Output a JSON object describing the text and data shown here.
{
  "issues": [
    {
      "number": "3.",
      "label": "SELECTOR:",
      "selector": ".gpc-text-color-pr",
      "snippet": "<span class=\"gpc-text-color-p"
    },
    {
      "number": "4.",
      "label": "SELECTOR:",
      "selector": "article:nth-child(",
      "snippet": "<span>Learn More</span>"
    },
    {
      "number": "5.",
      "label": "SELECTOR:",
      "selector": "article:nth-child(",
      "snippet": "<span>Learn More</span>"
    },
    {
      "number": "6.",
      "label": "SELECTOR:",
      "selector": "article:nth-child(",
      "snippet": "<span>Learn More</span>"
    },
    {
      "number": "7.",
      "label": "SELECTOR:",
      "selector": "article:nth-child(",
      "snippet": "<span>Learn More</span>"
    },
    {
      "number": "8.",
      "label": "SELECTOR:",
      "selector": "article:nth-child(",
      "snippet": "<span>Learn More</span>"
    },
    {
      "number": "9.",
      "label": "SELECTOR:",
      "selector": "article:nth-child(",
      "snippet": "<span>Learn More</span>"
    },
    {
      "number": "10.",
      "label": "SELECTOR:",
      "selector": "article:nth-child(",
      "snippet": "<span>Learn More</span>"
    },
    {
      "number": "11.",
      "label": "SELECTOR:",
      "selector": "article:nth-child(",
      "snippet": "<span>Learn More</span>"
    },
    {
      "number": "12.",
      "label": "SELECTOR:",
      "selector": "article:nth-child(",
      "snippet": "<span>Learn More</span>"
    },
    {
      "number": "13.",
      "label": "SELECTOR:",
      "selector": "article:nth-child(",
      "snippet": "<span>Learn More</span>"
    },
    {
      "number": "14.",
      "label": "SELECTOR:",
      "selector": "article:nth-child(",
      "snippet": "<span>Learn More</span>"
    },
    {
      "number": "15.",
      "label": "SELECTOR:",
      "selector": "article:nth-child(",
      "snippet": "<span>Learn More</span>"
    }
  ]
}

-*-

Set problem: Output every entry shown above, exactly.

Result for this exercise:
Output a JSON object describing the text and data shown here.
{
  "issues": [
    {
      "number": "3.",
      "label": "SELECTOR:",
      "selector": ".gpc-text-color-pr",
      "snippet": "<span class=\"gpc-text-color-p"
    },
    {
      "number": "4.",
      "label": "SELECTOR:",
      "selector": "article:nth-child(",
      "snippet": "<span>Learn More</span>"
    },
    {
      "number": "5.",
      "label": "SELECTOR:",
      "selector": "article:nth-child(",
      "snippet": "<span>Learn More</span>"
    },
    {
      "number": "6.",
      "label": "SELECTOR:",
      "selector": "article:nth-child(",
      "snippet": "<span>Learn More</span>"
    },
    {
      "number": "7.",
      "label": "SELECTOR:",
      "selector": "article:nth-child(",
      "snippet": "<span>Learn More</span>"
    },
    {
      "number": "8.",
      "label": "SELECTOR:",
      "selector": "article:nth-child(",
      "snippet": "<span>Learn More</span>"
    },
    {
      "number": "9.",
      "label": "SELECTOR:",
      "selector": "article:nth-child(",
      "snippet": "<span>Learn More</span>"
    },
    {
      "number": "10.",
      "label": "SELECTOR:",
      "selector": "article:nth-child(",
      "snippet": "<span>Learn More</span>"
    },
    {
      "number": "11.",
      "label": "SELECTOR:",
      "selector": "article:nth-child(",
      "snippet": "<span>Learn More</span>"
    },
    {
      "number": "12.",
      "label": "SELECTOR:",
      "selector": "article:nth-child(",
      "snippet": "<span>Learn More</span>"
    },
    {
      "number": "13.",
      "label": "SELECTOR:",
      "selector": "article:nth-child(",
      "snippet": "<span>Learn More</span>"
    },
    {
      "number": "14.",
      "label": "SELECTOR:",
      "selector": "article:nth-child(",
      "snippet": "<span>Learn More</span>"
    },
    {
      "number": "15.",
      "label": "SELECTOR:",
      "selector": "article:nth-child(",
      "snippet": "<span>Learn More</span>"
    }
  ]
}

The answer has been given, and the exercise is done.